Set task: Extract the listing in its entirety, keeping each line identical to the original.

<<<<

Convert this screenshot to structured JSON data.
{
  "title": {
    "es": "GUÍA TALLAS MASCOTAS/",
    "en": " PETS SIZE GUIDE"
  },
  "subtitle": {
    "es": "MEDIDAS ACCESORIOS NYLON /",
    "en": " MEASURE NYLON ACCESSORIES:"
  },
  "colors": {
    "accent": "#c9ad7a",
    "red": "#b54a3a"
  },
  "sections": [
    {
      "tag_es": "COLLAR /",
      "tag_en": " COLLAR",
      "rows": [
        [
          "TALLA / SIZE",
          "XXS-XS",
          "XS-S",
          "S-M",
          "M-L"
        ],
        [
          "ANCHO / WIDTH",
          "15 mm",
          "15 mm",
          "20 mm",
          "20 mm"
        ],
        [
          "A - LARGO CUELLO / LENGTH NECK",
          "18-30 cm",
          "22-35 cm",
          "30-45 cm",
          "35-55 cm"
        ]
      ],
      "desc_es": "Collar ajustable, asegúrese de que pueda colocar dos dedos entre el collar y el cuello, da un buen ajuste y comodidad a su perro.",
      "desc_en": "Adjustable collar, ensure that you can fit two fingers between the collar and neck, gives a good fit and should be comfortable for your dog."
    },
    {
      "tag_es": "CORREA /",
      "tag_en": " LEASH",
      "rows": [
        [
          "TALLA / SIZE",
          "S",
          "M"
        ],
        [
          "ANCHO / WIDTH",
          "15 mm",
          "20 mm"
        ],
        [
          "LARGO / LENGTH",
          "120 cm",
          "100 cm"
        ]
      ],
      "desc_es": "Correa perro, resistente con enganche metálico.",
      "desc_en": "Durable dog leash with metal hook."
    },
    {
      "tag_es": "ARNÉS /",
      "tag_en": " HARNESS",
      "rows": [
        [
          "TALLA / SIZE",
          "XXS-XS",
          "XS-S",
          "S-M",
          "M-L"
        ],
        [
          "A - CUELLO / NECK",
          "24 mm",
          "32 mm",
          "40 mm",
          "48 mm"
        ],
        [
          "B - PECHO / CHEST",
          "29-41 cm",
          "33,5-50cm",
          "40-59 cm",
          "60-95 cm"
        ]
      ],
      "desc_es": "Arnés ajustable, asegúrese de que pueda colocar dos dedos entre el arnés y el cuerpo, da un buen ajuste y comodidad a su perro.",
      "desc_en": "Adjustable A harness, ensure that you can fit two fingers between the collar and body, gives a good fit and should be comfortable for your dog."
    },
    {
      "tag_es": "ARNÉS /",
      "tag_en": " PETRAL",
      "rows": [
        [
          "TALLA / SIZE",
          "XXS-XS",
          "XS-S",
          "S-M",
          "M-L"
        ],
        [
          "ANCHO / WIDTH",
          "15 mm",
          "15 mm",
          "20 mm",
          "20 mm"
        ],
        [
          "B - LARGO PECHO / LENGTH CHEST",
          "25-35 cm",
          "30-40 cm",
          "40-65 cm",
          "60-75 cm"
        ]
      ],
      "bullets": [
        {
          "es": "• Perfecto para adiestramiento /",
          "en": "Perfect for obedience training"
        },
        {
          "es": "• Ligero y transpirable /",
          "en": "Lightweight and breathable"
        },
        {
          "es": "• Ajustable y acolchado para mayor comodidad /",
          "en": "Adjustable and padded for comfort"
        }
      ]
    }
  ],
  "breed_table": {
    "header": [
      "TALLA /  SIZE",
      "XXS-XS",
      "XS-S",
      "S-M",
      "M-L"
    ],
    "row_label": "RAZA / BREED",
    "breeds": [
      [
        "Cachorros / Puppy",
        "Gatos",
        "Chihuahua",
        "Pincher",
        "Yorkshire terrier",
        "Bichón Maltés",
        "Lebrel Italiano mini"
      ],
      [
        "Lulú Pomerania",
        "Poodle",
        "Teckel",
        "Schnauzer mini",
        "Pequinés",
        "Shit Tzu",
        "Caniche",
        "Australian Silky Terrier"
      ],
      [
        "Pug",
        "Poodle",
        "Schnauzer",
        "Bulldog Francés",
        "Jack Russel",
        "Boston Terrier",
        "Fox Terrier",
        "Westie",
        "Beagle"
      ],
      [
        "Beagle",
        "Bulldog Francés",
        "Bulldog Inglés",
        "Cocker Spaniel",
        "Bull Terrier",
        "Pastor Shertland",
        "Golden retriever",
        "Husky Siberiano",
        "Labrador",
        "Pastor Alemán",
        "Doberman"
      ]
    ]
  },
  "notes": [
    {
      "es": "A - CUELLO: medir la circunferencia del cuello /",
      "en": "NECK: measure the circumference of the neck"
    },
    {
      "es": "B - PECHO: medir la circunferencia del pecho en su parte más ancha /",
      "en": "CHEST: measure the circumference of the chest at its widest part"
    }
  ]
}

>>>>

Written solution:
Convert this screenshot to structured JSON data.
{
  "title": {
    "es": "GUÍA TALLAS MASCOTAS/",
    "en": " PETS SIZE GUIDE"
  },
  "subtitle": {
    "es": "MEDIDAS ACCESORIOS NYLON /",
    "en": " MEASURE NYLON ACCESSORIES:"
  },
  "colors": {
    "accent": "#c9ad7a",
    "red": "#b54a3a"
  },
  "sections": [
    {
      "tag_es": "COLLAR /",
      "tag_en": " COLLAR",
      "rows": [
        [
          "TALLA / SIZE",
          "XXS-XS",
          "XS-S",
          "S-M",
          "M-L"
        ],
        [
          "ANCHO / WIDTH",
          "15 mm",
          "15 mm",
          "20 mm",
          "20 mm"
        ],
        [
          "A - LARGO CUELLO / LENGTH NECK",
          "18-30 cm",
          "22-35 cm",
          "30-45 cm",
          "35-55 cm"
        ]
      ],
      "desc_es": "Collar ajustable, asegúrese de que pueda colocar dos dedos entre el collar y el cuello, da un buen ajuste y comodidad a su perro.",
      "desc_en": "Adjustable collar, ensure that you can fit two fingers between the collar and neck, gives a good fit and should be comfortable for your dog."
    },
    {
      "tag_es": "CORREA /",
      "tag_en": " LEASH",
      "rows": [
        [
          "TALLA / SIZE",
          "S",
          "M"
        ],
        [
          "ANCHO / WIDTH",
          "15 mm",
          "20 mm"
        ],
        [
          "LARGO / LENGTH",
          "120 cm",
          "100 cm"
        ]
      ],
      "desc_es": "Correa perro, resistente con enganche metálico.",
      "desc_en": "Durable dog leash with metal hook."
    },
    {
      "tag_es": "ARNÉS /",
      "tag_en": " HARNESS",
      "rows": [
        [
          "TALLA / SIZE",
          "XXS-XS",
          "XS-S",
          "S-M",
          "M-L"
        ],
        [
          "A - CUELLO / NECK",
          "24 mm",
          "32 mm",
          "40 mm",
          "48 mm"
        ],
        [
          "B - PECHO / CHEST",
          "29-41 cm",
          "33,5-50cm",
          "40-59 cm",
          "60-95 cm"
        ]
      ],
      "desc_es": "Arnés ajustable, asegúrese de que pueda colocar dos dedos entre el arnés y el cuerpo, da un buen ajuste y comodidad a su perro.",
      "desc_en": "Adjustable A harness, ensure that you can fit two fingers between the collar and body, gives a good fit and should be comfortable for your dog."
    },
    {
      "tag_es": "ARNÉS /",
      "tag_en": " PETRAL",
      "rows": [
        [
          "TALLA / SIZE",
          "XXS-XS",
          "XS-S",
          "S-M",
          "M-L"
        ],
        [
          "ANCHO / WIDTH",
          "15 mm",
          "15 mm",
          "20 mm",
          "20 mm"
        ],
        [
          "B - LARGO PECHO / LENGTH CHEST",
          "25-35 cm",
          "30-40 cm",
          "40-65 cm",
          "60-75 cm"
        ]
      ],
      "bullets": [
        {
          "es": "• Perfecto para adiestramiento /",
          "en": "Perfect for obedience training"
        },
        {
          "es": "• Ligero y transpirable /",
          "en": "Lightweight and breathable"
        },
        {
          "es": "• Ajustable y acolchado para mayor comodidad /",
          "en": "Adjustable and padded for comfort"
        }
      ]
    }
  ],
  "breed_table": {
    "header": [
      "TALLA /  SIZE",
      "XXS-XS",
      "XS-S",
      "S-M",
      "M-L"
    ],
    "row_label": "RAZA / BREED",
    "breeds": [
      [
        "Cachorros / Puppy",
        "Gatos",
        "Chihuahua",
        "Pincher",
        "Yorkshire terrier",
        "Bichón Maltés",
        "Lebrel Italiano mini"
      ],
      [
        "Lulú Pomerania",
        "Poodle",
        "Teckel",
        "Schnauzer mini",
        "Pequinés",
        "Shit Tzu",
        "Caniche",
        "Australian Silky Terrier"
      ],
      [
        "Pug",
        "Poodle",
        "Schnauzer",
        "Bulldog Francés",
        "Jack Russel",
        "Boston Terrier",
        "Fox Terrier",
        "Westie",
        "Beagle"
      ],
      [
        "Beagle",
        "Bulldog Francés",
        "Bulldog Inglés",
        "Cocker Spaniel",
        "Bull Terrier",
        "Pastor Shertland",
        "Golden retriever",
        "Husky Siberiano",
        "Labrador",
        "Pastor Alemán",
        "Doberman"
      ]
    ]
  },
  "notes": [
    {
      "es": "A - CUELLO: medir la circunferencia del cuello /",
      "en": "NECK: measure the circumference of the neck"
    },
    {
      "es": "B - PECHO: medir la circunferencia del pecho en su parte más ancha /",
      "en": "CHEST: measure the circumference of the chest at its widest part"
    }
  ]
}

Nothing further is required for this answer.